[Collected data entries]
:::

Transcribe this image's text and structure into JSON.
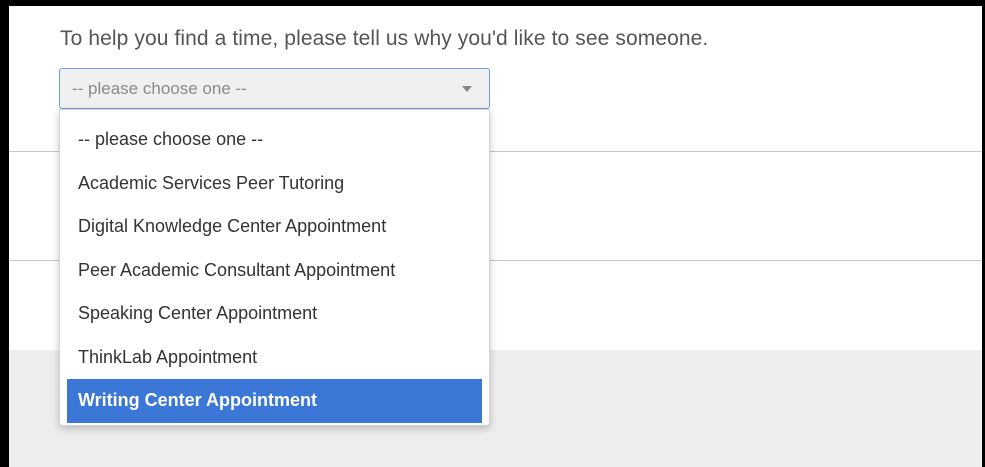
{
  "prompt": "To help you find a time, please tell us why you'd like to see someone.",
  "select": {
    "placeholder": "-- please choose one --",
    "caret_icon": "chevron-down-icon"
  },
  "options": [
    "-- please choose one --",
    "Academic Services Peer Tutoring",
    "Digital Knowledge Center Appointment",
    "Peer Academic Consultant Appointment",
    "Speaking Center Appointment",
    "ThinkLab Appointment",
    "Writing Center Appointment"
  ],
  "highlighted_option_index": 6,
  "colors": {
    "highlight": "#3a77d6",
    "select_border": "#6ea0d8",
    "text": "#333333",
    "muted_text": "#8a8a8a"
  }
}
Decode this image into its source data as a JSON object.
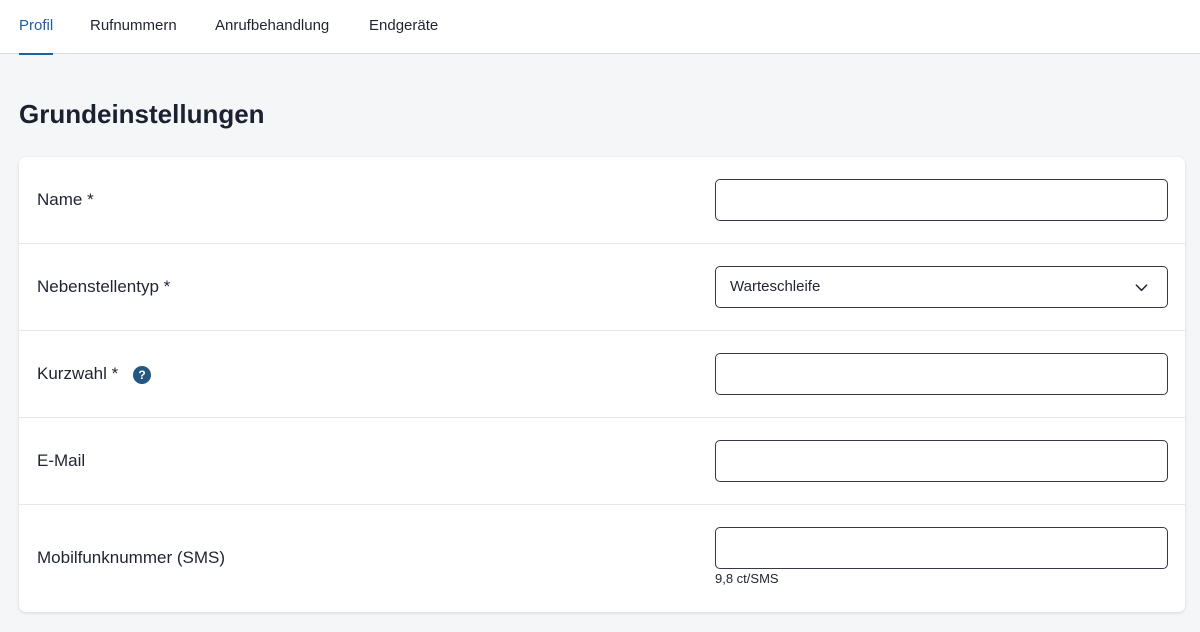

:::

**WRITTEN PROBLEM:** Could you reproduce every record above exactly, leaving out the pictures?

**THE RESULT:**
Transcribe this image's text and structure into JSON.
{
  "prompt": "To help you find a time, please tell us why you'd like to see someone.",
  "select": {
    "placeholder": "-- please choose one --",
    "caret_icon": "chevron-down-icon"
  },
  "options": [
    "-- please choose one --",
    "Academic Services Peer Tutoring",
    "Digital Knowledge Center Appointment",
    "Peer Academic Consultant Appointment",
    "Speaking Center Appointment",
    "ThinkLab Appointment",
    "Writing Center Appointment"
  ],
  "highlighted_option_index": 6,
  "colors": {
    "highlight": "#3a77d6",
    "select_border": "#6ea0d8",
    "text": "#333333",
    "muted_text": "#8a8a8a"
  }
}
Decode this image into its source data as a JSON object.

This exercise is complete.